* [Challenge]: How many lines hold the string "JSON"? Give only the number.

(Stored entries)
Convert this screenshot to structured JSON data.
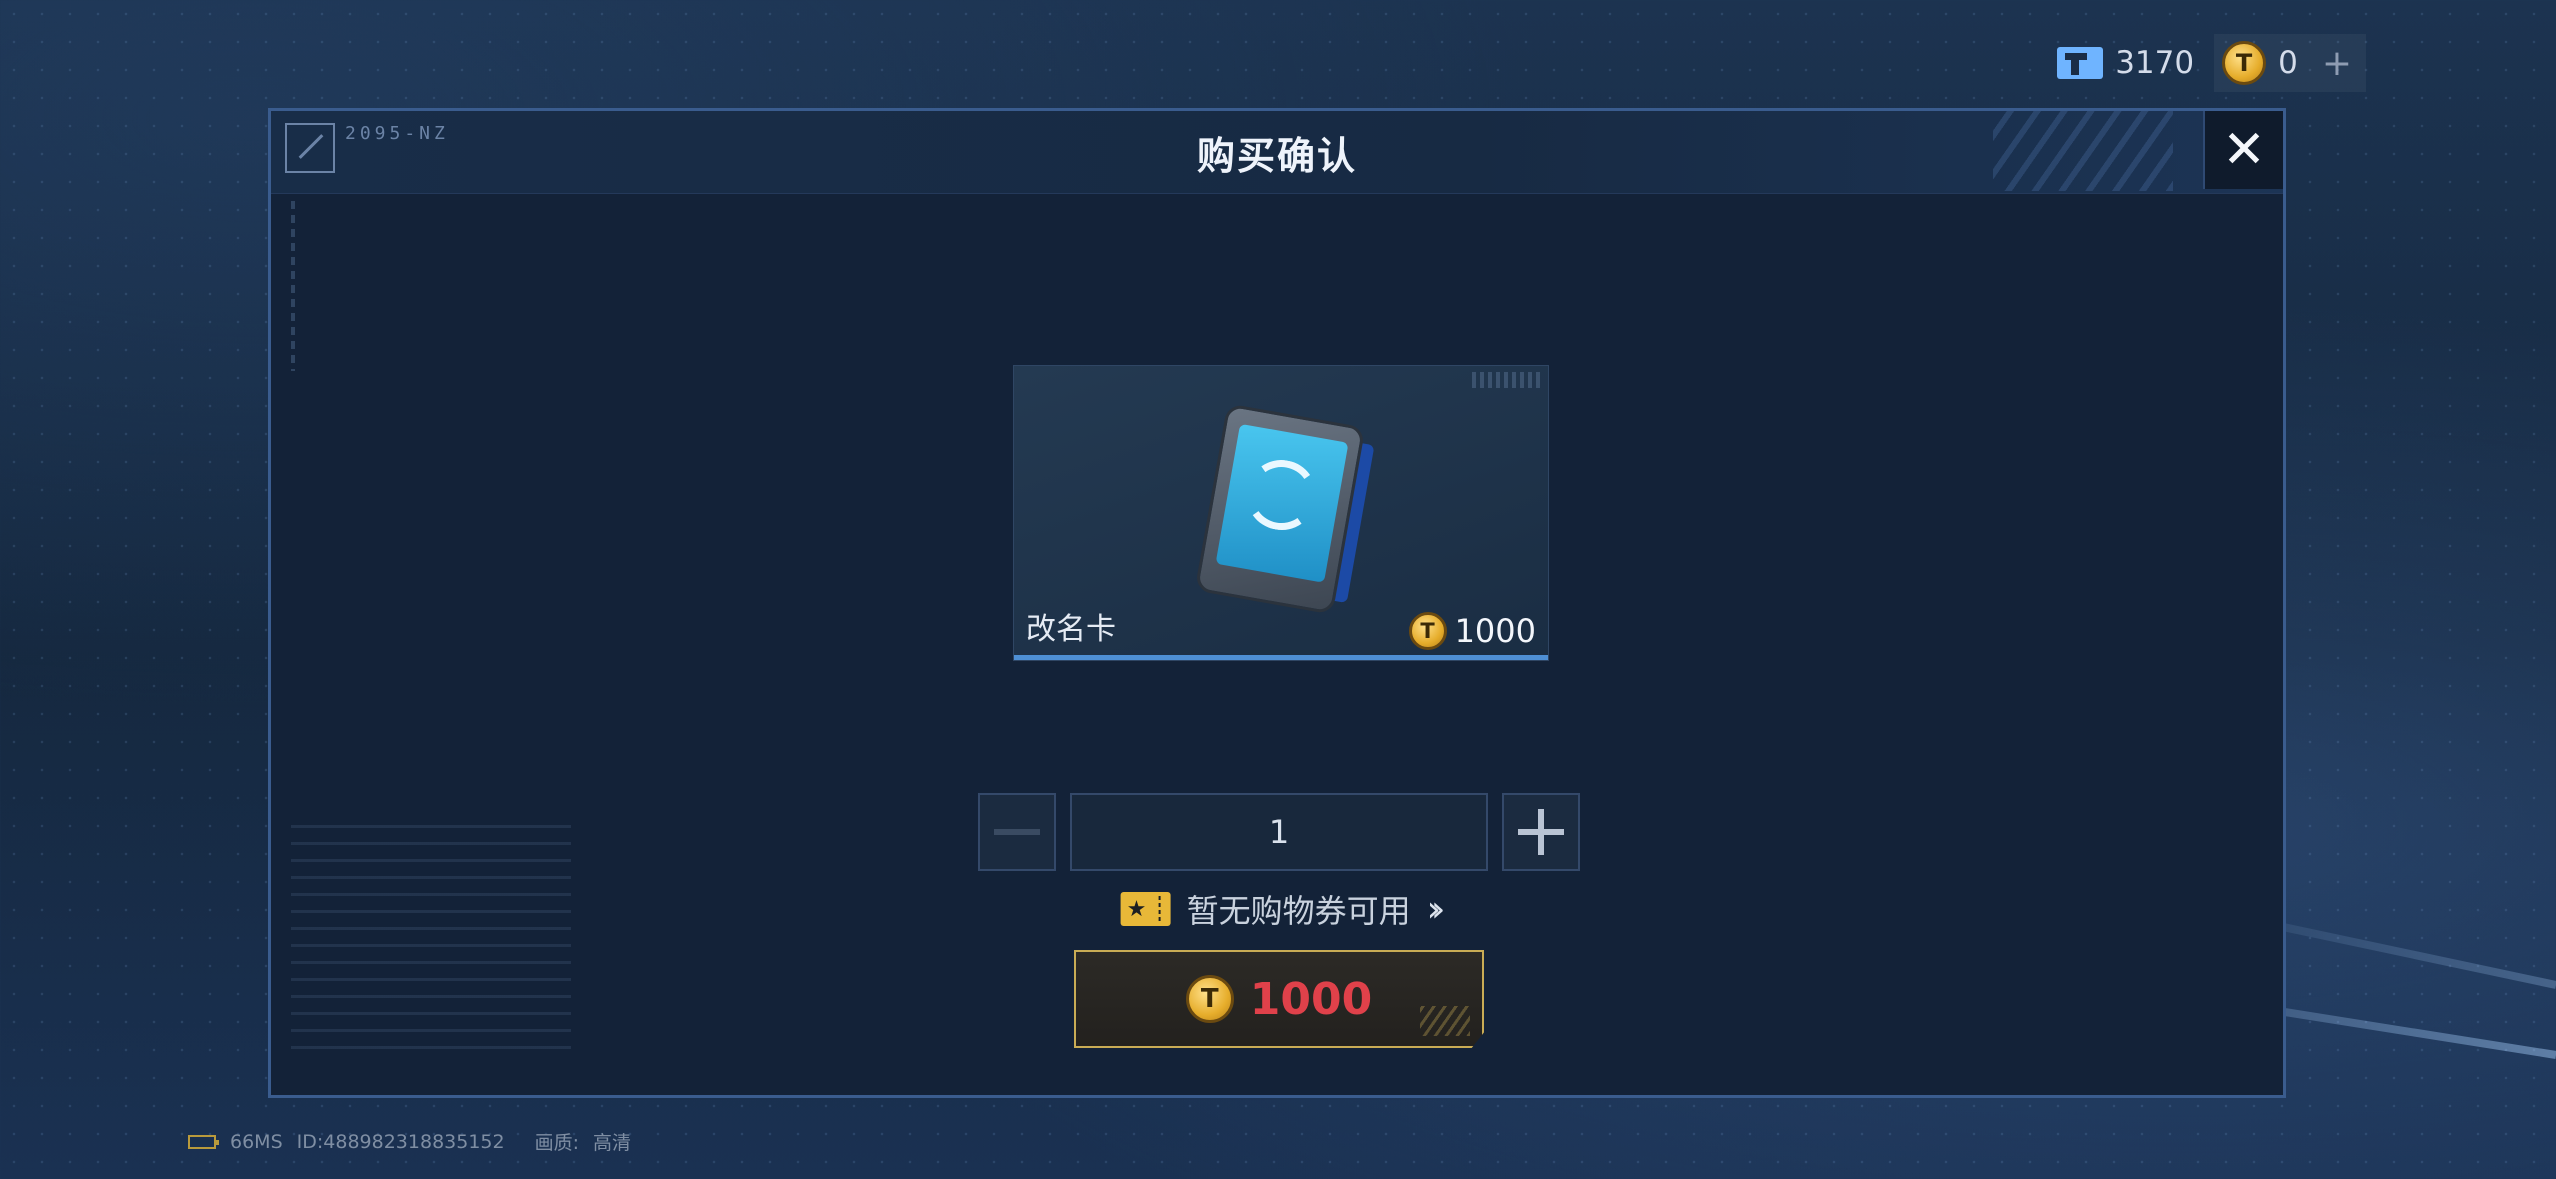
{
  "currency": {
    "ticket_amount": "3170",
    "coin_amount": "0",
    "add_symbol": "+"
  },
  "dialog": {
    "title": "购买确认",
    "close_symbol": "✕",
    "logo_text": "2095-NZ"
  },
  "item": {
    "name": "改名卡",
    "price": "1000"
  },
  "quantity": {
    "value": "1"
  },
  "coupon": {
    "text": "暂无购物券可用"
  },
  "buy_button": {
    "price": "1000"
  },
  "status_bar": {
    "ping": "66MS",
    "player_id": "ID:488982318835152",
    "quality_label": "画质:",
    "quality_value": "高清"
  },
  "colors": {
    "accent_blue": "#4e8fd4",
    "price_red": "#e0414a",
    "gold": "#c9ac55"
  }
}
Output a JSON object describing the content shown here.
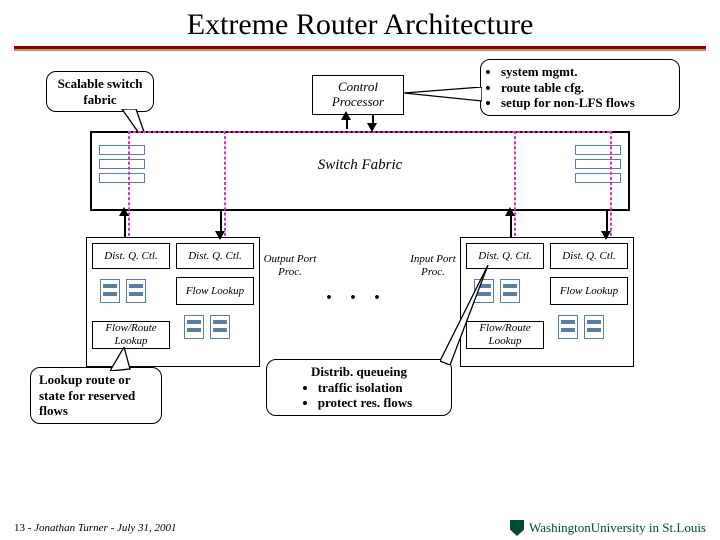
{
  "title": "Extreme Router Architecture",
  "callouts": {
    "scalable": "Scalable switch fabric",
    "sysmgmt": {
      "items": [
        "system mgmt.",
        "route table cfg.",
        "setup for non-LFS flows"
      ]
    },
    "distq": {
      "heading": "Distrib. queueing",
      "items": [
        "traffic isolation",
        "protect res. flows"
      ]
    },
    "lookup": "Lookup route or state for reserved flows"
  },
  "blocks": {
    "control_processor": "Control Processor",
    "switch_fabric": "Switch Fabric",
    "dist_q_ctl": "Dist. Q. Ctl.",
    "flow_lookup": "Flow Lookup",
    "flow_route_lookup": "Flow/Route Lookup",
    "output_port_proc": "Output Port Proc.",
    "input_port_proc": "Input Port Proc."
  },
  "footer": {
    "page": "13",
    "sep": " - ",
    "author_date": "Jonathan Turner - July 31, 2001"
  },
  "logo": {
    "text": "WashingtonUniversity in St.Louis"
  }
}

* [Answer below]: 2